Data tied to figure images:
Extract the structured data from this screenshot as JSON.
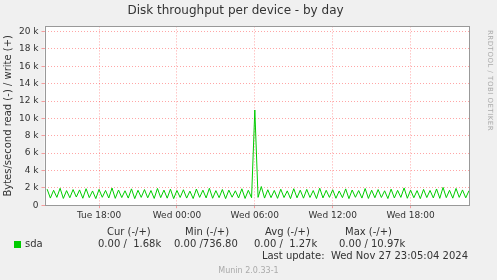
{
  "chart_data": {
    "type": "line",
    "title": "Disk throughput per device - by day",
    "y_label": "Bytes/second read (-) / write (+)",
    "side_text": "RRDTOOL / TOBI OETIKER",
    "summary_columns": [
      "Cur (-/+)",
      "Min (-/+)",
      "Avg (-/+)",
      "Max (-/+)"
    ],
    "last_update": "Last update:  Wed Nov 27 23:05:04 2024",
    "footer": "Munin 2.0.33-1",
    "grid": true,
    "xlim": [
      13.8,
      46.5
    ],
    "xticks": [
      {
        "value": 18,
        "label": "Tue 18:00"
      },
      {
        "value": 24,
        "label": "Wed 00:00"
      },
      {
        "value": 30,
        "label": "Wed 06:00"
      },
      {
        "value": 36,
        "label": "Wed 12:00"
      },
      {
        "value": 42,
        "label": "Wed 18:00"
      }
    ],
    "ylim": [
      0,
      20600
    ],
    "yticks": [
      0,
      {
        "value": 2000,
        "label": "2 k"
      },
      {
        "value": 4000,
        "label": "4 k"
      },
      {
        "value": 6000,
        "label": "6 k"
      },
      {
        "value": 8000,
        "label": "8 k"
      },
      {
        "value": 10000,
        "label": "10 k"
      },
      {
        "value": 12000,
        "label": "12 k"
      },
      {
        "value": 14000,
        "label": "14 k"
      },
      {
        "value": 16000,
        "label": "16 k"
      },
      {
        "value": 18000,
        "label": "18 k"
      },
      {
        "value": 20000,
        "label": "20 k"
      }
    ],
    "x": [
      14,
      14.25,
      14.5,
      14.75,
      15,
      15.25,
      15.5,
      15.75,
      16,
      16.25,
      16.5,
      16.75,
      17,
      17.25,
      17.5,
      17.75,
      18,
      18.25,
      18.5,
      18.75,
      19,
      19.25,
      19.5,
      19.75,
      20,
      20.25,
      20.5,
      20.75,
      21,
      21.25,
      21.5,
      21.75,
      22,
      22.25,
      22.5,
      22.75,
      23,
      23.25,
      23.5,
      23.75,
      24,
      24.25,
      24.5,
      24.75,
      25,
      25.25,
      25.5,
      25.75,
      26,
      26.25,
      26.5,
      26.75,
      27,
      27.25,
      27.5,
      27.75,
      28,
      28.25,
      28.5,
      28.75,
      29,
      29.25,
      29.5,
      29.75,
      30,
      30.25,
      30.5,
      30.75,
      31,
      31.25,
      31.5,
      31.75,
      32,
      32.25,
      32.5,
      32.75,
      33,
      33.25,
      33.5,
      33.75,
      34,
      34.25,
      34.5,
      34.75,
      35,
      35.25,
      35.5,
      35.75,
      36,
      36.25,
      36.5,
      36.75,
      37,
      37.25,
      37.5,
      37.75,
      38,
      38.25,
      38.5,
      38.75,
      39,
      39.25,
      39.5,
      39.75,
      40,
      40.25,
      40.5,
      40.75,
      41,
      41.25,
      41.5,
      41.75,
      42,
      42.25,
      42.5,
      42.75,
      43,
      43.25,
      43.5,
      43.75,
      44,
      44.25,
      44.5,
      44.75,
      45,
      45.25,
      45.5,
      45.75,
      46,
      46.25,
      46.5
    ],
    "series": [
      {
        "name": "sda",
        "color": "#00cc00",
        "summary": [
          "0.00 /  1.68k",
          "0.00 /736.80",
          "0.00 /  1.27k",
          "0.00 / 10.97k"
        ],
        "values": [
          1850,
          820,
          1720,
          900,
          1950,
          780,
          1680,
          860,
          1800,
          940,
          1760,
          800,
          1900,
          870,
          1640,
          760,
          1820,
          910,
          1700,
          830,
          1980,
          790,
          1750,
          880,
          1660,
          820,
          1880,
          760,
          1720,
          900,
          1800,
          850,
          1690,
          780,
          1930,
          870,
          1740,
          810,
          1850,
          760,
          1700,
          890,
          1780,
          820,
          1620,
          770,
          1860,
          900,
          1730,
          840,
          1950,
          800,
          1680,
          870,
          1810,
          760,
          1740,
          920,
          1660,
          830,
          1890,
          780,
          1720,
          860,
          10970,
          900,
          2150,
          820,
          1780,
          870,
          1700,
          790,
          1840,
          880,
          1650,
          760,
          1900,
          850,
          1730,
          810,
          1820,
          890,
          1690,
          770,
          1960,
          840,
          1710,
          900,
          1780,
          800,
          1640,
          870,
          1880,
          760,
          1750,
          910,
          1690,
          820,
          1920,
          780,
          1730,
          860,
          1800,
          890,
          1660,
          770,
          1850,
          830,
          1710,
          900,
          1990,
          800,
          1740,
          860,
          1680,
          760,
          1820,
          880,
          1700,
          840,
          1870,
          790,
          2050,
          870,
          1720,
          810,
          1930,
          900,
          1760,
          850,
          1680
        ]
      }
    ]
  }
}
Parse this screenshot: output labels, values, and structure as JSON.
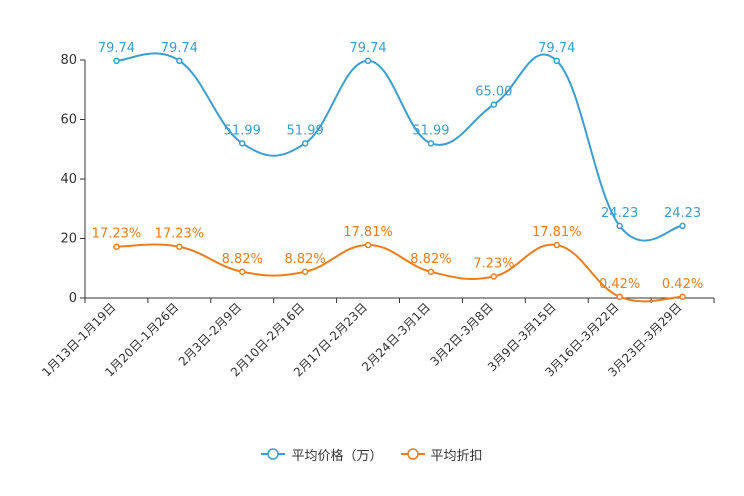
{
  "chart_data": {
    "type": "line",
    "smooth": true,
    "categories": [
      "1月13日-1月19日",
      "1月20日-1月26日",
      "2月3日-2月9日",
      "2月10日-2月16日",
      "2月17日-2月23日",
      "2月24日-3月1日",
      "3月2日-3月8日",
      "3月9日-3月15日",
      "3月16日-3月22日",
      "3月23日-3月29日"
    ],
    "ylim": [
      0,
      80
    ],
    "yticks": [
      0,
      20,
      40,
      60,
      80
    ],
    "grid": false,
    "legend_position": "bottom-center",
    "series": [
      {
        "name": "平均价格（万）",
        "color": "#3a9fd0",
        "values": [
          79.74,
          79.74,
          51.99,
          51.99,
          79.74,
          51.99,
          65.0,
          79.74,
          24.23,
          24.23
        ],
        "labels": [
          "79.74",
          "79.74",
          "51.99",
          "51.99",
          "79.74",
          "51.99",
          "65.00",
          "79.74",
          "24.23",
          "24.23"
        ]
      },
      {
        "name": "平均折扣",
        "color": "#f07c1a",
        "values": [
          17.23,
          17.23,
          8.82,
          8.82,
          17.81,
          8.82,
          7.23,
          17.81,
          0.42,
          0.42
        ],
        "labels": [
          "17.23%",
          "17.23%",
          "8.82%",
          "8.82%",
          "17.81%",
          "8.82%",
          "7.23%",
          "17.81%",
          "0.42%",
          "0.42%"
        ]
      }
    ]
  }
}
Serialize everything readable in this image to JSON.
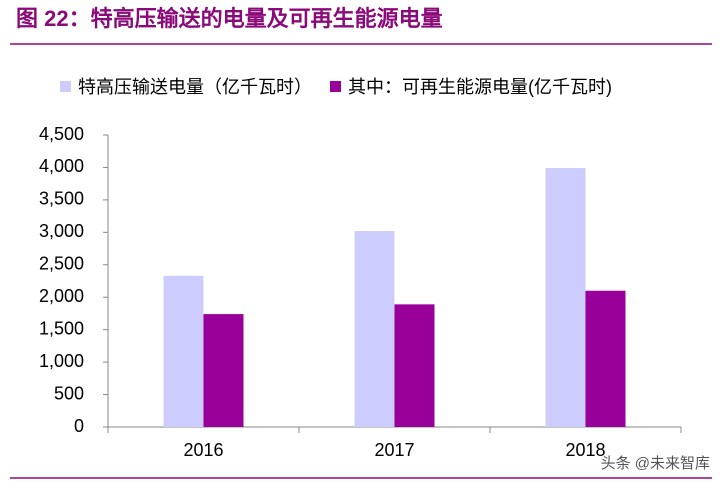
{
  "chart_data": {
    "type": "bar",
    "title": "图 22：特高压输送的电量及可再生能源电量",
    "categories": [
      "2016",
      "2017",
      "2018"
    ],
    "series": [
      {
        "name": "特高压输送电量（亿千瓦时）",
        "color": "#ccccff",
        "values": [
          2330,
          3020,
          3990
        ]
      },
      {
        "name": "其中：可再生能源电量(亿千瓦时)",
        "color": "#990099",
        "values": [
          1740,
          1890,
          2100
        ]
      }
    ],
    "ylim": [
      0,
      4500
    ],
    "yticks": [
      0,
      500,
      {
        "value": 1000,
        "label": "1,000"
      },
      {
        "value": 1500,
        "label": "1,500"
      },
      {
        "value": 2000,
        "label": "2,000"
      },
      {
        "value": 2500,
        "label": "2,500"
      },
      {
        "value": 3000,
        "label": "3,000"
      },
      {
        "value": 3500,
        "label": "3,500"
      },
      {
        "value": 4000,
        "label": "4,000"
      },
      {
        "value": 4500,
        "label": "4,500"
      }
    ],
    "grid": false,
    "legend": "top",
    "watermark": "头条 @未来智库"
  }
}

» Directive
Return the entries unchanged, save for the pictures, which do not belong in the copy.

» The reply
Extract the structured data from this screenshot as JSON.
{
  "chart_data": {
    "type": "line",
    "title": "Disk throughput per device - by day",
    "y_label": "Bytes/second read (-) / write (+)",
    "side_text": "RRDTOOL / TOBI OETIKER",
    "summary_columns": [
      "Cur (-/+)",
      "Min (-/+)",
      "Avg (-/+)",
      "Max (-/+)"
    ],
    "last_update": "Last update:  Wed Nov 27 23:05:04 2024",
    "footer": "Munin 2.0.33-1",
    "grid": true,
    "xlim": [
      13.8,
      46.5
    ],
    "xticks": [
      {
        "value": 18,
        "label": "Tue 18:00"
      },
      {
        "value": 24,
        "label": "Wed 00:00"
      },
      {
        "value": 30,
        "label": "Wed 06:00"
      },
      {
        "value": 36,
        "label": "Wed 12:00"
      },
      {
        "value": 42,
        "label": "Wed 18:00"
      }
    ],
    "ylim": [
      0,
      20600
    ],
    "yticks": [
      0,
      {
        "value": 2000,
        "label": "2 k"
      },
      {
        "value": 4000,
        "label": "4 k"
      },
      {
        "value": 6000,
        "label": "6 k"
      },
      {
        "value": 8000,
        "label": "8 k"
      },
      {
        "value": 10000,
        "label": "10 k"
      },
      {
        "value": 12000,
        "label": "12 k"
      },
      {
        "value": 14000,
        "label": "14 k"
      },
      {
        "value": 16000,
        "label": "16 k"
      },
      {
        "value": 18000,
        "label": "18 k"
      },
      {
        "value": 20000,
        "label": "20 k"
      }
    ],
    "x": [
      14,
      14.25,
      14.5,
      14.75,
      15,
      15.25,
      15.5,
      15.75,
      16,
      16.25,
      16.5,
      16.75,
      17,
      17.25,
      17.5,
      17.75,
      18,
      18.25,
      18.5,
      18.75,
      19,
      19.25,
      19.5,
      19.75,
      20,
      20.25,
      20.5,
      20.75,
      21,
      21.25,
      21.5,
      21.75,
      22,
      22.25,
      22.5,
      22.75,
      23,
      23.25,
      23.5,
      23.75,
      24,
      24.25,
      24.5,
      24.75,
      25,
      25.25,
      25.5,
      25.75,
      26,
      26.25,
      26.5,
      26.75,
      27,
      27.25,
      27.5,
      27.75,
      28,
      28.25,
      28.5,
      28.75,
      29,
      29.25,
      29.5,
      29.75,
      30,
      30.25,
      30.5,
      30.75,
      31,
      31.25,
      31.5,
      31.75,
      32,
      32.25,
      32.5,
      32.75,
      33,
      33.25,
      33.5,
      33.75,
      34,
      34.25,
      34.5,
      34.75,
      35,
      35.25,
      35.5,
      35.75,
      36,
      36.25,
      36.5,
      36.75,
      37,
      37.25,
      37.5,
      37.75,
      38,
      38.25,
      38.5,
      38.75,
      39,
      39.25,
      39.5,
      39.75,
      40,
      40.25,
      40.5,
      40.75,
      41,
      41.25,
      41.5,
      41.75,
      42,
      42.25,
      42.5,
      42.75,
      43,
      43.25,
      43.5,
      43.75,
      44,
      44.25,
      44.5,
      44.75,
      45,
      45.25,
      45.5,
      45.75,
      46,
      46.25,
      46.5
    ],
    "series": [
      {
        "name": "sda",
        "color": "#00cc00",
        "summary": [
          "0.00 /  1.68k",
          "0.00 /736.80",
          "0.00 /  1.27k",
          "0.00 / 10.97k"
        ],
        "values": [
          1850,
          820,
          1720,
          900,
          1950,
          780,
          1680,
          860,
          1800,
          940,
          1760,
          800,
          1900,
          870,
          1640,
          760,
          1820,
          910,
          1700,
          830,
          1980,
          790,
          1750,
          880,
          1660,
          820,
          1880,
          760,
          1720,
          900,
          1800,
          850,
          1690,
          780,
          1930,
          870,
          1740,
          810,
          1850,
          760,
          1700,
          890,
          1780,
          820,
          1620,
          770,
          1860,
          900,
          1730,
          840,
          1950,
          800,
          1680,
          870,
          1810,
          760,
          1740,
          920,
          1660,
          830,
          1890,
          780,
          1720,
          860,
          10970,
          900,
          2150,
          820,
          1780,
          870,
          1700,
          790,
          1840,
          880,
          1650,
          760,
          1900,
          850,
          1730,
          810,
          1820,
          890,
          1690,
          770,
          1960,
          840,
          1710,
          900,
          1780,
          800,
          1640,
          870,
          1880,
          760,
          1750,
          910,
          1690,
          820,
          1920,
          780,
          1730,
          860,
          1800,
          890,
          1660,
          770,
          1850,
          830,
          1710,
          900,
          1990,
          800,
          1740,
          860,
          1680,
          760,
          1820,
          880,
          1700,
          840,
          1870,
          790,
          2050,
          870,
          1720,
          810,
          1930,
          900,
          1760,
          850,
          1680
        ]
      }
    ]
  }
}
Parse this screenshot: output labels, values, and structure as JSON.
{
  "chart_data": {
    "type": "line",
    "smooth": true,
    "categories": [
      "1月13日-1月19日",
      "1月20日-1月26日",
      "2月3日-2月9日",
      "2月10日-2月16日",
      "2月17日-2月23日",
      "2月24日-3月1日",
      "3月2日-3月8日",
      "3月9日-3月15日",
      "3月16日-3月22日",
      "3月23日-3月29日"
    ],
    "ylim": [
      0,
      80
    ],
    "yticks": [
      0,
      20,
      40,
      60,
      80
    ],
    "grid": false,
    "legend_position": "bottom-center",
    "series": [
      {
        "name": "平均价格（万）",
        "color": "#3a9fd0",
        "values": [
          79.74,
          79.74,
          51.99,
          51.99,
          79.74,
          51.99,
          65.0,
          79.74,
          24.23,
          24.23
        ],
        "labels": [
          "79.74",
          "79.74",
          "51.99",
          "51.99",
          "79.74",
          "51.99",
          "65.00",
          "79.74",
          "24.23",
          "24.23"
        ]
      },
      {
        "name": "平均折扣",
        "color": "#f07c1a",
        "values": [
          17.23,
          17.23,
          8.82,
          8.82,
          17.81,
          8.82,
          7.23,
          17.81,
          0.42,
          0.42
        ],
        "labels": [
          "17.23%",
          "17.23%",
          "8.82%",
          "8.82%",
          "17.81%",
          "8.82%",
          "7.23%",
          "17.81%",
          "0.42%",
          "0.42%"
        ]
      }
    ]
  }
}
Serialize everything readable in this image to JSON.
{
  "chart_data": {
    "type": "bar",
    "title": "图 22：特高压输送的电量及可再生能源电量",
    "categories": [
      "2016",
      "2017",
      "2018"
    ],
    "series": [
      {
        "name": "特高压输送电量（亿千瓦时）",
        "color": "#ccccff",
        "values": [
          2330,
          3020,
          3990
        ]
      },
      {
        "name": "其中：可再生能源电量(亿千瓦时)",
        "color": "#990099",
        "values": [
          1740,
          1890,
          2100
        ]
      }
    ],
    "ylim": [
      0,
      4500
    ],
    "yticks": [
      0,
      500,
      {
        "value": 1000,
        "label": "1,000"
      },
      {
        "value": 1500,
        "label": "1,500"
      },
      {
        "value": 2000,
        "label": "2,000"
      },
      {
        "value": 2500,
        "label": "2,500"
      },
      {
        "value": 3000,
        "label": "3,000"
      },
      {
        "value": 3500,
        "label": "3,500"
      },
      {
        "value": 4000,
        "label": "4,000"
      },
      {
        "value": 4500,
        "label": "4,500"
      }
    ],
    "grid": false,
    "legend": "top",
    "watermark": "头条 @未来智库"
  }
}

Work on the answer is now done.